Below are entries. Pull out all lines containing "Ship".

* Start LISTED ENTRIES *

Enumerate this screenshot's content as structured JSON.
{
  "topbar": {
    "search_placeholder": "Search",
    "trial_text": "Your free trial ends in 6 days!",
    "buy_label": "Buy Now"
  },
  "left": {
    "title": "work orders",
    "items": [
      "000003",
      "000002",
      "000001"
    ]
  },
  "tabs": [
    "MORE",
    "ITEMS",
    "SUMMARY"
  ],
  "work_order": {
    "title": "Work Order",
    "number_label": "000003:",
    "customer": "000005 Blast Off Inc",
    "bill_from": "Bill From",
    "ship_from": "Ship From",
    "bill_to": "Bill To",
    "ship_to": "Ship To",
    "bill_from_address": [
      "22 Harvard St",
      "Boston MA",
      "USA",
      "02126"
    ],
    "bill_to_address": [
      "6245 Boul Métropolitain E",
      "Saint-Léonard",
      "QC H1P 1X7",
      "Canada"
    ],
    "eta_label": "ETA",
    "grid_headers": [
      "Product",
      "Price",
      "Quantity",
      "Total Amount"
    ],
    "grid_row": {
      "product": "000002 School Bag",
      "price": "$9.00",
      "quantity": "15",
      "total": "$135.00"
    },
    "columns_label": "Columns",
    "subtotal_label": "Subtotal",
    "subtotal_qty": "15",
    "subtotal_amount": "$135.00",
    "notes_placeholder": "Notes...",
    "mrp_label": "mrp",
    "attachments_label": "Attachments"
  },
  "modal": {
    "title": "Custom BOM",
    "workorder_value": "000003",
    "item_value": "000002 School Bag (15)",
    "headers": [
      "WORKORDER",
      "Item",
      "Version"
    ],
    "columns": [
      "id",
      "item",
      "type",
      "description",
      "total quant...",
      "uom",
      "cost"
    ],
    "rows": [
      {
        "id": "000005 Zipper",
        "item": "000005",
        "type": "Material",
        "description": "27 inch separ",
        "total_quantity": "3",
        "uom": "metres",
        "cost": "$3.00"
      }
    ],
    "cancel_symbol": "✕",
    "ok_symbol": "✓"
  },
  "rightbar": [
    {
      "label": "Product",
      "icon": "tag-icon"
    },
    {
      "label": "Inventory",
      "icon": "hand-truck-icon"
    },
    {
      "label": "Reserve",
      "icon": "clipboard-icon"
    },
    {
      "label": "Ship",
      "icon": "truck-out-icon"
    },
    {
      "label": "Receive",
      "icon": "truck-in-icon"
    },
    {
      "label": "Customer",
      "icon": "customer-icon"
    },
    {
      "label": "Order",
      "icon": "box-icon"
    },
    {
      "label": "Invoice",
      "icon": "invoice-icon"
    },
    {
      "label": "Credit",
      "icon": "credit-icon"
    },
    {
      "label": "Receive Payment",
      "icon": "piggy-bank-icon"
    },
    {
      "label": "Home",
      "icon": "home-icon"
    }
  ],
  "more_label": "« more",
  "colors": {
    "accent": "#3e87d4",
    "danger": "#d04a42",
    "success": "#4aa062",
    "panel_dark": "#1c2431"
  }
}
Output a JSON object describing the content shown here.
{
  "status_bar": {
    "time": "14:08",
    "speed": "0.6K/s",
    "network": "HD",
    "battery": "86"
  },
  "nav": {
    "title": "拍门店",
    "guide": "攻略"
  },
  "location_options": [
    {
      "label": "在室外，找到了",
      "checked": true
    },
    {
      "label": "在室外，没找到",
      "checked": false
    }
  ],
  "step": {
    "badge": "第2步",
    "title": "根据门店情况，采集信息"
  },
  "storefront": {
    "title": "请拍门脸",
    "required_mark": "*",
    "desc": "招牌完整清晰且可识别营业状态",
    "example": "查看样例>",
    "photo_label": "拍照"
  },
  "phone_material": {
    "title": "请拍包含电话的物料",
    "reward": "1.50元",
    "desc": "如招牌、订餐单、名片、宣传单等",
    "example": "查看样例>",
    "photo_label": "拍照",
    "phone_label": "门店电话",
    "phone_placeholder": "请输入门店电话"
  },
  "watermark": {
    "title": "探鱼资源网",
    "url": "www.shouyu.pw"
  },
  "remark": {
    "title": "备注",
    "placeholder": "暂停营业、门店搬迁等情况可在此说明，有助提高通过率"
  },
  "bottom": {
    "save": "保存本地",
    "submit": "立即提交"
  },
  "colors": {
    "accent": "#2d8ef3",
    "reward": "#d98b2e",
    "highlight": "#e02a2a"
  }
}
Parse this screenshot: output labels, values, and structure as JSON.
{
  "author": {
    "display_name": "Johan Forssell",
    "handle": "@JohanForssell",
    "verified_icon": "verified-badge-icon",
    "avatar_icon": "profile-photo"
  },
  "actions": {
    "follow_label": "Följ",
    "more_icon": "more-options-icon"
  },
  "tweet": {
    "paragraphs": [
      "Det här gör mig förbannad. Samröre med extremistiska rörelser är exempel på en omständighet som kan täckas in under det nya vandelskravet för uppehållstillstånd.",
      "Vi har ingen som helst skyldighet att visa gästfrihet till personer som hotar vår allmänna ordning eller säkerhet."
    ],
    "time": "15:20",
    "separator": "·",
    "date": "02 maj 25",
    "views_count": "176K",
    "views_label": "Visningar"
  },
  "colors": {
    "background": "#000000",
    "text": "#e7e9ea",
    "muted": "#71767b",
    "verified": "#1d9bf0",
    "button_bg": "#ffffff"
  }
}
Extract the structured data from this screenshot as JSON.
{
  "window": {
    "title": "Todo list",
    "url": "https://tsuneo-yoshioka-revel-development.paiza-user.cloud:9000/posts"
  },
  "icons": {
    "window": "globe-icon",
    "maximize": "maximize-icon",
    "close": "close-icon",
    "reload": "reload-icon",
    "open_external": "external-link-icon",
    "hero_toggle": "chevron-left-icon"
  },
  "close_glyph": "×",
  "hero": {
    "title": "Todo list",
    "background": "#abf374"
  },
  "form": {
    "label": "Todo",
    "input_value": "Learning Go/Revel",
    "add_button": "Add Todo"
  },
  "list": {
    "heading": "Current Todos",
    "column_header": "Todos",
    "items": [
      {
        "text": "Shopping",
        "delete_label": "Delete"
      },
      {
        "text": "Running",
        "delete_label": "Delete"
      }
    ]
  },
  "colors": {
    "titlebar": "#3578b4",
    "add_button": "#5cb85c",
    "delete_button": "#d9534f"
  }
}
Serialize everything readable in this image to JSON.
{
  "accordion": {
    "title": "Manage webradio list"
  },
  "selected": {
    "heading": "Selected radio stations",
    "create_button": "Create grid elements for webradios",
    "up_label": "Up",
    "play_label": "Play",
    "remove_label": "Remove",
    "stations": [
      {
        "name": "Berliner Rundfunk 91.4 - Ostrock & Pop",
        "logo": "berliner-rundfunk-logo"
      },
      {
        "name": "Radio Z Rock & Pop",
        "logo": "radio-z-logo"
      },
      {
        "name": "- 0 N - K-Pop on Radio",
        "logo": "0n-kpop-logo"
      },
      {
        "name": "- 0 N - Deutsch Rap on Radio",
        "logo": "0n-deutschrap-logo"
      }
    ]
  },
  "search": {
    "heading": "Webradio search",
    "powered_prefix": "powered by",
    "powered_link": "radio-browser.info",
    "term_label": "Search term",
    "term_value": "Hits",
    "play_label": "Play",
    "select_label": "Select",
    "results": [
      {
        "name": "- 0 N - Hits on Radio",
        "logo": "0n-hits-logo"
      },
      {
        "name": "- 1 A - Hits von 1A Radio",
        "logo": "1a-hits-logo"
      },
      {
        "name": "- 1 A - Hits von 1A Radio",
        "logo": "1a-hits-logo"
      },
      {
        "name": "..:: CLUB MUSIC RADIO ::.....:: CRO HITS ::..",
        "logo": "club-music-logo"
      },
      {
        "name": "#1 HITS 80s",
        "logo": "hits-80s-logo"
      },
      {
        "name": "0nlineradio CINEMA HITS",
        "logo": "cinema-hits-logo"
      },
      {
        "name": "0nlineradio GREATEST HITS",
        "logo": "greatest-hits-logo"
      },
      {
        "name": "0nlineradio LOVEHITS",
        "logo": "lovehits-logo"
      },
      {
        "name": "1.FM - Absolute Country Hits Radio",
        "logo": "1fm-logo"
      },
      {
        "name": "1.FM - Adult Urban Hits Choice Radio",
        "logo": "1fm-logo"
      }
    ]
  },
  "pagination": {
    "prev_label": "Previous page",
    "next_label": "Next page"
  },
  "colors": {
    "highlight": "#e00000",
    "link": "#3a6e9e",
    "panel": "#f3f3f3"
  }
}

* End LISTED ENTRIES *

### OUTPUT OF THE TASK
    "ship_from": "Ship From",
    "ship_to": "Ship To",
      "label": "Ship",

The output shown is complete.